Each line containing the word "latent" should be found and copied.

───── TASK INPUT

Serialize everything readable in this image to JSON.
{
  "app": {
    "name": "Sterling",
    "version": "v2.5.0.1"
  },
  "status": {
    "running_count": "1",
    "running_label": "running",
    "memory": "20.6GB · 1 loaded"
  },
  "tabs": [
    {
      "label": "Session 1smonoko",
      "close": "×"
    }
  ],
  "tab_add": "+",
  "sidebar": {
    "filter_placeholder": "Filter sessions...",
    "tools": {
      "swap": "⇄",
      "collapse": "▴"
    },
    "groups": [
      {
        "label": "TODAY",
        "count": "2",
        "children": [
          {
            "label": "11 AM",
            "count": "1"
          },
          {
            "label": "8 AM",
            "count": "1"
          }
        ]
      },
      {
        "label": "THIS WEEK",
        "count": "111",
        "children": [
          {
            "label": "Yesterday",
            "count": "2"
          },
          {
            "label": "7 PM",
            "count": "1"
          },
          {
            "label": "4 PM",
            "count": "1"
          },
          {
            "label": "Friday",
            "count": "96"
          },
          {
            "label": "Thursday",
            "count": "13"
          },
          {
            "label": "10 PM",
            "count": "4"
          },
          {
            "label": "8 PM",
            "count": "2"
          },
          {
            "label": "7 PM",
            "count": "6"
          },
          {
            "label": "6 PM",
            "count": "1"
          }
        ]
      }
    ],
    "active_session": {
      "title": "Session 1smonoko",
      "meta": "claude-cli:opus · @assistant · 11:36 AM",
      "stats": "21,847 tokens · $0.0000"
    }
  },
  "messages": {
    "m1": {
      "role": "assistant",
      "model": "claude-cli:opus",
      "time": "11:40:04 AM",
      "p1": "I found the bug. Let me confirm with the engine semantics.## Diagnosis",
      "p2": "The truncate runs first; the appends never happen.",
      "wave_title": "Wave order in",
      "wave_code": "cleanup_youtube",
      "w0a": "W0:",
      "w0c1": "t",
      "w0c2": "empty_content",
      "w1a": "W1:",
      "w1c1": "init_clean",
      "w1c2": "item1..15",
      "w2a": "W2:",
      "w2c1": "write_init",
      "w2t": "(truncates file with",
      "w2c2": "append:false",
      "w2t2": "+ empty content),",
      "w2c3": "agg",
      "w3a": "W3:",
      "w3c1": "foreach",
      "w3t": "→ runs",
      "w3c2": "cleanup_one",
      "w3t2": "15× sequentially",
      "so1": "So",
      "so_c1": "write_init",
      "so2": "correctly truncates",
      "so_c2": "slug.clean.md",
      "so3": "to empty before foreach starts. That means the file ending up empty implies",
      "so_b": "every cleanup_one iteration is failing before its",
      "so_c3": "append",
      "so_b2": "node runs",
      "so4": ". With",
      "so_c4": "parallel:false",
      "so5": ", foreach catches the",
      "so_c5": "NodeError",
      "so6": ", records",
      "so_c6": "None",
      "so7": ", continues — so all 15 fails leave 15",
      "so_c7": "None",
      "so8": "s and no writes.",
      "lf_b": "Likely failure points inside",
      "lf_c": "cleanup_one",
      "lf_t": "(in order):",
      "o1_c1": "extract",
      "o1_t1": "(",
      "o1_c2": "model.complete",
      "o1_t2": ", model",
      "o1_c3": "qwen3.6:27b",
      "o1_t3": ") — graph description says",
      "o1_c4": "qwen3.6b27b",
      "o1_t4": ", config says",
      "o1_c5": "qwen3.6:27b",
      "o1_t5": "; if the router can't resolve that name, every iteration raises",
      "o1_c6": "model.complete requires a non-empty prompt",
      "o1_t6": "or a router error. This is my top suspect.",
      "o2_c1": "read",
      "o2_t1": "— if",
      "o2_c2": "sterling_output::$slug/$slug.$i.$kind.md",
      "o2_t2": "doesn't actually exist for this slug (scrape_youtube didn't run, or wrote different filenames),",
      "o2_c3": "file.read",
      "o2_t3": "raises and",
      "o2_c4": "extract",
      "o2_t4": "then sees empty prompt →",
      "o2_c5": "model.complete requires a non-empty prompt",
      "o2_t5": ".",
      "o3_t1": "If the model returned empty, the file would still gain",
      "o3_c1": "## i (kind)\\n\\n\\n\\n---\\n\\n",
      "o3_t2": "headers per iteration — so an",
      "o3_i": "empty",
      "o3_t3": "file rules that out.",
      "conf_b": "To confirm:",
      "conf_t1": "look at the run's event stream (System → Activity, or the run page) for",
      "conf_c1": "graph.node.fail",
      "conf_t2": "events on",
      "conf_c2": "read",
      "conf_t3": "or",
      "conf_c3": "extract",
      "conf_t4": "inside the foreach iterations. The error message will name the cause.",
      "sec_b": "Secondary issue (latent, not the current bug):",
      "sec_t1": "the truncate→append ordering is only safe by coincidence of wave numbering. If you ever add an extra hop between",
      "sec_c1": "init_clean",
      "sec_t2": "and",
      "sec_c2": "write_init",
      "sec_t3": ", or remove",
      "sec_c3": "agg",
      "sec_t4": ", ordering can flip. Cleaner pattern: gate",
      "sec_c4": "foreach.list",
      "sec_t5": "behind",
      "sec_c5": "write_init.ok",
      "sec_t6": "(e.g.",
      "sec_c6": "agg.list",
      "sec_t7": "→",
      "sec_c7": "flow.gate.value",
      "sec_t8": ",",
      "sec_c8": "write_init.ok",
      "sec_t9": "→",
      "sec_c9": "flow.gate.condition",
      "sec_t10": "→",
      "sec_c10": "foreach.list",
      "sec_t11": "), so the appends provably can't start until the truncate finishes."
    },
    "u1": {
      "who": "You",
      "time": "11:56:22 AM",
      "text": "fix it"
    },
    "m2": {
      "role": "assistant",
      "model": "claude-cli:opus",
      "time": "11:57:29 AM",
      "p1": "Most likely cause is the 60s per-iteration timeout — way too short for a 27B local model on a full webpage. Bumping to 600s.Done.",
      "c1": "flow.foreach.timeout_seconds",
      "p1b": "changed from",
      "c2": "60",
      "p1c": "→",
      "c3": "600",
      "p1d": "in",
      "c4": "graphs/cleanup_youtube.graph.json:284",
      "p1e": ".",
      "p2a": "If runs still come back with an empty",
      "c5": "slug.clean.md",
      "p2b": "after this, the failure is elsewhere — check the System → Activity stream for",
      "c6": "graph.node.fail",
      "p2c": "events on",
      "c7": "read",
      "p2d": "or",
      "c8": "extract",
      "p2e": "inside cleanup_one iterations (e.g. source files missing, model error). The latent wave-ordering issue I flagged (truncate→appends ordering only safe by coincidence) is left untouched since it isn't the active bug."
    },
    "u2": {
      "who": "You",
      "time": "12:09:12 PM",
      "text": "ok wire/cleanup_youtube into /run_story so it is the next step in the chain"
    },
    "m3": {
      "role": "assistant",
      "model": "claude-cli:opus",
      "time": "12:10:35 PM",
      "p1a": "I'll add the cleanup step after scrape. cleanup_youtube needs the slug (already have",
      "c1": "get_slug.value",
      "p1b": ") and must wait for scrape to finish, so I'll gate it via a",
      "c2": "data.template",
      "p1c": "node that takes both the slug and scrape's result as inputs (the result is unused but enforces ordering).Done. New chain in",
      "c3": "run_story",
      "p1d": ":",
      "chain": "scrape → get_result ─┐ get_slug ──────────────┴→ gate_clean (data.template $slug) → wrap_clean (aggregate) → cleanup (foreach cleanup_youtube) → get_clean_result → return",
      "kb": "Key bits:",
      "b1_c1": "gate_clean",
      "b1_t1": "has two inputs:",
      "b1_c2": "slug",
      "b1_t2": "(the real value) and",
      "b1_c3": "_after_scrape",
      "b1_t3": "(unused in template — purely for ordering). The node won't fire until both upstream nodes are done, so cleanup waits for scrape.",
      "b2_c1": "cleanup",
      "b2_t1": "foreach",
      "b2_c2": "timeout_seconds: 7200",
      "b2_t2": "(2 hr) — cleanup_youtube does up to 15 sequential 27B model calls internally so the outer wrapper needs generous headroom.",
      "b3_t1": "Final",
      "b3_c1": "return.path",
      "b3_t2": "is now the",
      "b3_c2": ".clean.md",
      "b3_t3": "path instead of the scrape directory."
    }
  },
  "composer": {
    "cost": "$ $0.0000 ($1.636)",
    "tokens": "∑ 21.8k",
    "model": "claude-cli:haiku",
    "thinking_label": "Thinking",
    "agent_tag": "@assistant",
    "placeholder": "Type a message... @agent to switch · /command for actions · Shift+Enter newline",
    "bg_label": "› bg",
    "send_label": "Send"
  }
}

──────────

== SOLUTION ==
      "sec_b": "Secondary issue (latent, not the current bug):",
      "p2e": "inside cleanup_one iterations (e.g. source files missing, model error). The latent wave-ordering issue I flagged (truncate→appends ordering only safe by coincidence) is left untouched since it isn't the active bug."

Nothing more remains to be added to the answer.